## Begin Data excerpts
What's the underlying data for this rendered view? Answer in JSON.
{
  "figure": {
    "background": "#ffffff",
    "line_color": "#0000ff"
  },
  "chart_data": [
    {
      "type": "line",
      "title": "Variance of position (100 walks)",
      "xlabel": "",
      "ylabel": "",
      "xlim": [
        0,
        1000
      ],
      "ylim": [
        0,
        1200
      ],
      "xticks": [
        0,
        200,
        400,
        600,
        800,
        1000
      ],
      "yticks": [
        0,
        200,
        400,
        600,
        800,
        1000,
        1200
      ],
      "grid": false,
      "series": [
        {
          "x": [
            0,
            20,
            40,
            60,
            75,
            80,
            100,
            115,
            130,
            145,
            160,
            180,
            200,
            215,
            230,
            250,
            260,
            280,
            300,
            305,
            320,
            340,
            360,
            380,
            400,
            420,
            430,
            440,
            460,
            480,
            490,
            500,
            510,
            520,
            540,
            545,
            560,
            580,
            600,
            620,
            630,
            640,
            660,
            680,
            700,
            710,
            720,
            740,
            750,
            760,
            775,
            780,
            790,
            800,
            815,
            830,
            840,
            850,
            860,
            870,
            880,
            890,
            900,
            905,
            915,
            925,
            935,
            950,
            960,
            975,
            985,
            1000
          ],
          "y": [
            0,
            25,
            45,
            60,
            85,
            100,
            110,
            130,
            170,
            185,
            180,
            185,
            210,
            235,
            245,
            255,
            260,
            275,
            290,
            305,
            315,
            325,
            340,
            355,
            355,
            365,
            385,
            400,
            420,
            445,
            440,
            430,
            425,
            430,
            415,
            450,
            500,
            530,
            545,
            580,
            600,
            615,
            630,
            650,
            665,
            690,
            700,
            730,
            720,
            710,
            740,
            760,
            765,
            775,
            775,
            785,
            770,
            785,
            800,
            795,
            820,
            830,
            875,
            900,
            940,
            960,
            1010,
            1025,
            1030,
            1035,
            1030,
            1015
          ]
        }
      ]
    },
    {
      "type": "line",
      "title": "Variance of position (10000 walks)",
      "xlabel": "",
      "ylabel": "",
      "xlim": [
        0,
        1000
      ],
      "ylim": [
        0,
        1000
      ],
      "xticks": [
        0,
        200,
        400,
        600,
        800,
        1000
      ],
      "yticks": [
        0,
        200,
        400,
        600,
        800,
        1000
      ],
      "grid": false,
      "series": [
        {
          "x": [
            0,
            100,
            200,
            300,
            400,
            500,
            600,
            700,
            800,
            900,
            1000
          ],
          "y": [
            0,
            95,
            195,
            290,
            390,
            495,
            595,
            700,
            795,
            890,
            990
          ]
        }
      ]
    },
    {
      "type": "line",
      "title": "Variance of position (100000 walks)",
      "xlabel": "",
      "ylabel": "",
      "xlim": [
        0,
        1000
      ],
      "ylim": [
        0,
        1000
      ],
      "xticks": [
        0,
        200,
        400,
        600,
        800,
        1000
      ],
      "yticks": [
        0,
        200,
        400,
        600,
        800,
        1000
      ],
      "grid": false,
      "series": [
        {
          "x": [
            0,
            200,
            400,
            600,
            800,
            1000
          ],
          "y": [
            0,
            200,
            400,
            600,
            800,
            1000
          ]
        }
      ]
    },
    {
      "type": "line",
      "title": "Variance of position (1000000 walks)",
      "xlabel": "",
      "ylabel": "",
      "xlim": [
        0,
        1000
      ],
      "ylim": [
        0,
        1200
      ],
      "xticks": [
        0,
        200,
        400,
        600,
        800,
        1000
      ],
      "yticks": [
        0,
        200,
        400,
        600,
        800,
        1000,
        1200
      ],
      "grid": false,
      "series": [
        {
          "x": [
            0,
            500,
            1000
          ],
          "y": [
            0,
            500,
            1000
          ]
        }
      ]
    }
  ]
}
## End Data excerpts
Exercise objective:
Would you write down every record again, exactly?

Solution for this exercise:
What's the underlying data for this rendered view? Answer in JSON.
{
  "figure": {
    "background": "#ffffff",
    "line_color": "#0000ff"
  },
  "chart_data": [
    {
      "type": "line",
      "title": "Variance of position (100 walks)",
      "xlabel": "",
      "ylabel": "",
      "xlim": [
        0,
        1000
      ],
      "ylim": [
        0,
        1200
      ],
      "xticks": [
        0,
        200,
        400,
        600,
        800,
        1000
      ],
      "yticks": [
        0,
        200,
        400,
        600,
        800,
        1000,
        1200
      ],
      "grid": false,
      "series": [
        {
          "x": [
            0,
            20,
            40,
            60,
            75,
            80,
            100,
            115,
            130,
            145,
            160,
            180,
            200,
            215,
            230,
            250,
            260,
            280,
            300,
            305,
            320,
            340,
            360,
            380,
            400,
            420,
            430,
            440,
            460,
            480,
            490,
            500,
            510,
            520,
            540,
            545,
            560,
            580,
            600,
            620,
            630,
            640,
            660,
            680,
            700,
            710,
            720,
            740,
            750,
            760,
            775,
            780,
            790,
            800,
            815,
            830,
            840,
            850,
            860,
            870,
            880,
            890,
            900,
            905,
            915,
            925,
            935,
            950,
            960,
            975,
            985,
            1000
          ],
          "y": [
            0,
            25,
            45,
            60,
            85,
            100,
            110,
            130,
            170,
            185,
            180,
            185,
            210,
            235,
            245,
            255,
            260,
            275,
            290,
            305,
            315,
            325,
            340,
            355,
            355,
            365,
            385,
            400,
            420,
            445,
            440,
            430,
            425,
            430,
            415,
            450,
            500,
            530,
            545,
            580,
            600,
            615,
            630,
            650,
            665,
            690,
            700,
            730,
            720,
            710,
            740,
            760,
            765,
            775,
            775,
            785,
            770,
            785,
            800,
            795,
            820,
            830,
            875,
            900,
            940,
            960,
            1010,
            1025,
            1030,
            1035,
            1030,
            1015
          ]
        }
      ]
    },
    {
      "type": "line",
      "title": "Variance of position (10000 walks)",
      "xlabel": "",
      "ylabel": "",
      "xlim": [
        0,
        1000
      ],
      "ylim": [
        0,
        1000
      ],
      "xticks": [
        0,
        200,
        400,
        600,
        800,
        1000
      ],
      "yticks": [
        0,
        200,
        400,
        600,
        800,
        1000
      ],
      "grid": false,
      "series": [
        {
          "x": [
            0,
            100,
            200,
            300,
            400,
            500,
            600,
            700,
            800,
            900,
            1000
          ],
          "y": [
            0,
            95,
            195,
            290,
            390,
            495,
            595,
            700,
            795,
            890,
            990
          ]
        }
      ]
    },
    {
      "type": "line",
      "title": "Variance of position (100000 walks)",
      "xlabel": "",
      "ylabel": "",
      "xlim": [
        0,
        1000
      ],
      "ylim": [
        0,
        1000
      ],
      "xticks": [
        0,
        200,
        400,
        600,
        800,
        1000
      ],
      "yticks": [
        0,
        200,
        400,
        600,
        800,
        1000
      ],
      "grid": false,
      "series": [
        {
          "x": [
            0,
            200,
            400,
            600,
            800,
            1000
          ],
          "y": [
            0,
            200,
            400,
            600,
            800,
            1000
          ]
        }
      ]
    },
    {
      "type": "line",
      "title": "Variance of position (1000000 walks)",
      "xlabel": "",
      "ylabel": "",
      "xlim": [
        0,
        1000
      ],
      "ylim": [
        0,
        1200
      ],
      "xticks": [
        0,
        200,
        400,
        600,
        800,
        1000
      ],
      "yticks": [
        0,
        200,
        400,
        600,
        800,
        1000,
        1200
      ],
      "grid": false,
      "series": [
        {
          "x": [
            0,
            500,
            1000
          ],
          "y": [
            0,
            500,
            1000
          ]
        }
      ]
    }
  ]
}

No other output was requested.